▸ **Page text**
People who are _actual_ scientists usually in industry go by the name "scientist" or "research scientist", although they just data just as much. You can recognize them by the peer reviewed scientific papers they publish, often preceded by filed patent applications, as their work is novel. A real scientist wonders why some people call themselves "data" scientists, because science has always been about data, modeling and measurement.

But back to our "data scientist":

On a good day, she is generating value from the company's data to increase customer retention.

On a bad day, she is just doing the ETL prep work so the boss' other assistant can make that spreadsheet that aggregates the data that the boss' PPT slides will show.



This sentiment is quite popular among those who would like to have the same popularity that data scientists currently (well, more a few years ago, since there are many more critical voices now) have, but they don't.

Data science is a generic name. There are DS like me who have been "actual scientists" and others who until yesterday were working on dashboards and Excels files with 100 tabs open and pivot tables as far as the eye can see. Whatever, it is a name. What about "engineers"? It is a title with no legal value, people in the US can call themselves software engineers, but in many other countries, they could not. And who is a writer? Somebody making a living out of writing, somebody who has been published even if they got zero money for it and the magazine editor was their cousin, or else?

▸ **Actions to take**
1) In the passage on data scientist titles, which country is named as a place where people can call themselves software engineers?
2) Extend the passage on data scientist titles, picking up right after its final sentence.

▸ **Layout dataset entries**

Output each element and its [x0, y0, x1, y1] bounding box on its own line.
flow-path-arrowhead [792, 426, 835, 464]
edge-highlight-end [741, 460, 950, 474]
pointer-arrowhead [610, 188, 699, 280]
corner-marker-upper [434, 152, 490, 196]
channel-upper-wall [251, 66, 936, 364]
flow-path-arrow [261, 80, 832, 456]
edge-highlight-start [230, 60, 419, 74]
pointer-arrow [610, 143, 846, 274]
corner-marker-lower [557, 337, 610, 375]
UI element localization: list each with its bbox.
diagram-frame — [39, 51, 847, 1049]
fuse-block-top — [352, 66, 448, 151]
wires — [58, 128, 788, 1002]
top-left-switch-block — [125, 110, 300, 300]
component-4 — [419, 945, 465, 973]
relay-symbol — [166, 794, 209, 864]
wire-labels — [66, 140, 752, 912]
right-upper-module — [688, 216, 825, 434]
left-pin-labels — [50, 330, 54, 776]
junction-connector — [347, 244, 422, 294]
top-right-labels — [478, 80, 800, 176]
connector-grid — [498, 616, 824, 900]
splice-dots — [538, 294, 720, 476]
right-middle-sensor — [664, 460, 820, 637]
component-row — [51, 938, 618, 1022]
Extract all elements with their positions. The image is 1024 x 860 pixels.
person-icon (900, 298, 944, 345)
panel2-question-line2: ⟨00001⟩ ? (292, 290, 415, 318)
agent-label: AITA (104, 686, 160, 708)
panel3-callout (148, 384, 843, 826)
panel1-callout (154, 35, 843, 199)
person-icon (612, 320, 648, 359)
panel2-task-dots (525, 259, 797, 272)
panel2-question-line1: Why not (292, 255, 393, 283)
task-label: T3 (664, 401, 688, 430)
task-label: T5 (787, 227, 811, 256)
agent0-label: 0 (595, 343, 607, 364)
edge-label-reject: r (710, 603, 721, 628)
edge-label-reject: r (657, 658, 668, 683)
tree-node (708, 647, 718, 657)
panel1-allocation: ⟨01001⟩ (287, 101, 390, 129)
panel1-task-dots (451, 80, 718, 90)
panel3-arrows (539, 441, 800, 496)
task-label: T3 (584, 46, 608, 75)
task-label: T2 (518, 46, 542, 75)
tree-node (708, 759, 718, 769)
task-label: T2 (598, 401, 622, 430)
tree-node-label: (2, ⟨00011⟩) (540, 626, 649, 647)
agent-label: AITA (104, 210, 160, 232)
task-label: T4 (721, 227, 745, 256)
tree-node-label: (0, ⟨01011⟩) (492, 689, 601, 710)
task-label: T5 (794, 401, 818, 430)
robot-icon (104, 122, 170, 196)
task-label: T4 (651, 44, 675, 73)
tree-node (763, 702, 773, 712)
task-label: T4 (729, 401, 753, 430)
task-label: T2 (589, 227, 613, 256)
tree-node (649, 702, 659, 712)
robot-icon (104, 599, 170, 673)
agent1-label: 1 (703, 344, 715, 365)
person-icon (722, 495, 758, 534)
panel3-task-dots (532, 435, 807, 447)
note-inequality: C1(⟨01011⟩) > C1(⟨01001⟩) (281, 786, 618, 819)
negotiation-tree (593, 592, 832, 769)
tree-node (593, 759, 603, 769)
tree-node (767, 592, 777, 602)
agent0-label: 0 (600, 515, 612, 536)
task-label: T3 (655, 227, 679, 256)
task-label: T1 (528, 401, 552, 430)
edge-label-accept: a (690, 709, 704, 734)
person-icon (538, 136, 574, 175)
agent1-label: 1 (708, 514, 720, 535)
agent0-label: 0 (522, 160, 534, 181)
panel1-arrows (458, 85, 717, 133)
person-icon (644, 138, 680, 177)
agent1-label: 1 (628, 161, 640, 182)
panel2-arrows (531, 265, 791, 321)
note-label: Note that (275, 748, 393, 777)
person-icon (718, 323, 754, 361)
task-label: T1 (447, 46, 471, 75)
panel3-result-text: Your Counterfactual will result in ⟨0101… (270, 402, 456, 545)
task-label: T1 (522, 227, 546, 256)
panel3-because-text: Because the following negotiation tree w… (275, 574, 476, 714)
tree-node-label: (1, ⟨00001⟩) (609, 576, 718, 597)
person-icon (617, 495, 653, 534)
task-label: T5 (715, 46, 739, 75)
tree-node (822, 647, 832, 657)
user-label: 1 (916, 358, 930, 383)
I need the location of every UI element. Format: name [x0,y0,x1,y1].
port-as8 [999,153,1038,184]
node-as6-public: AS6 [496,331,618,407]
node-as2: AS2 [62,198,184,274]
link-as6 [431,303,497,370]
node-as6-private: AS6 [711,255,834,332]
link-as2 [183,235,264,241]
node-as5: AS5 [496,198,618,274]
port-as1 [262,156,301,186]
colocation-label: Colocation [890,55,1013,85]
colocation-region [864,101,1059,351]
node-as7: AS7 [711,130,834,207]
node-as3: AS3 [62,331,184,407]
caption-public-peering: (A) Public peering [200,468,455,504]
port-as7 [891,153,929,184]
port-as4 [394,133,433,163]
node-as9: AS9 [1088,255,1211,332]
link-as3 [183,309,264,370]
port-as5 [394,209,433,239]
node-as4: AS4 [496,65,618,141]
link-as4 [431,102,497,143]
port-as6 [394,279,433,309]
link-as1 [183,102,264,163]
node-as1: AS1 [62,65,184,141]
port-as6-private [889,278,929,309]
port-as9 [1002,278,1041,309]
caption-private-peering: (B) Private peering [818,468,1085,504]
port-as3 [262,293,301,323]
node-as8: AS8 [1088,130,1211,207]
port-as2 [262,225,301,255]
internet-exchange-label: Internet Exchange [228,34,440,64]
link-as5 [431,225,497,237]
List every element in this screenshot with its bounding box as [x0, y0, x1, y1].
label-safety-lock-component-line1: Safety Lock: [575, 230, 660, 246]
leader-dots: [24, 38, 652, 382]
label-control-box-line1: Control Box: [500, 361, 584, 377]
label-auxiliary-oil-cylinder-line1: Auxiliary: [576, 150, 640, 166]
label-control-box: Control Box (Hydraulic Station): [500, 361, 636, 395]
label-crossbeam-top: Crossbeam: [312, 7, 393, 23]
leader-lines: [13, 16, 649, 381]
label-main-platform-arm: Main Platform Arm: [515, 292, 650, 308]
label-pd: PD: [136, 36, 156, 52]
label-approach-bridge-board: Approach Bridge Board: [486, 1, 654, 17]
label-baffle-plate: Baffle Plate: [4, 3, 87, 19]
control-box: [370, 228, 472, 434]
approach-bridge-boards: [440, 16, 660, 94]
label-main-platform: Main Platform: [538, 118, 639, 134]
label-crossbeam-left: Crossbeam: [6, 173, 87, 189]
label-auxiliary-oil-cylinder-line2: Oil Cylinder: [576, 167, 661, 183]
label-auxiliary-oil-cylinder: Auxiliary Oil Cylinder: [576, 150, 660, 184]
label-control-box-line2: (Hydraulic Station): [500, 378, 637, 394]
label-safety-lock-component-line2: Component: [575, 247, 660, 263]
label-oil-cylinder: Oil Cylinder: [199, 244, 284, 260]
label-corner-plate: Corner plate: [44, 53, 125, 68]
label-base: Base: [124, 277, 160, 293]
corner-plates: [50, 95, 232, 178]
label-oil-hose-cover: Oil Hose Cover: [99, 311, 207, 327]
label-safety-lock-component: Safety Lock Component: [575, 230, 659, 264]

▸ **Solved tasks**
1) The US.

2)
People in my team do causal modeling, use reinforcement learning for network configuration, NLP for chatboxes, computer vision for face ID, and (again) network configuration. They are all called data scientists. Thinking that what people who have the title "Data Scientist" do is "generating value via increased consumer retention" or "ETL for Excel files for the boss" is between misinformed and laughable, but mostly laughable. The world is much bigger than that.

Then, I agree that "learning from data" as a specialty has been over-hyped, and most companies do not have the maturity to take advantage of ML prediction, causal and statistical modeling, etc., but that's the nature of the world: one can take advantage of it or being bitter about it. I took advantage of the hype and I am fine, happy, and with no regrets. If tomorrow someone would propose to use for the same job the title "Data Monk" and it paid more, were more visible, and led to more career opportunities, I would grab it as quickly as I would grab 100 dollars floating in and out of the sidewalk.


On the contrary, many of us were amused at the birth of the term "data science". With "political science" and "computer science" as examples, we felt that including the word "science" in a field name was a bit "The lady doth protest too much, methinks". Those who named "data science" don't share our sentiment.

This was a deliberate effort to Balkanize statistics, form a new union, a franchise reboot. Had statistics instead been called "statistical science" you can be sure that "data science" would have chosen a different term.

Words face in a direction. While many roll their eyes at a Ph.D. going by doctor (it shouts insecurity, a poker tell for a second-rate institution), one also needs to understand the experience of a young female attempting to command a classroom's respect. The Brits love titles and hierarchy; at some level this is just a fashion choice.

Similarly, no one serious about food calls themselves a "gourmet", but the term has commercial value.

"Data science" isn't named for us. It's named for the clients.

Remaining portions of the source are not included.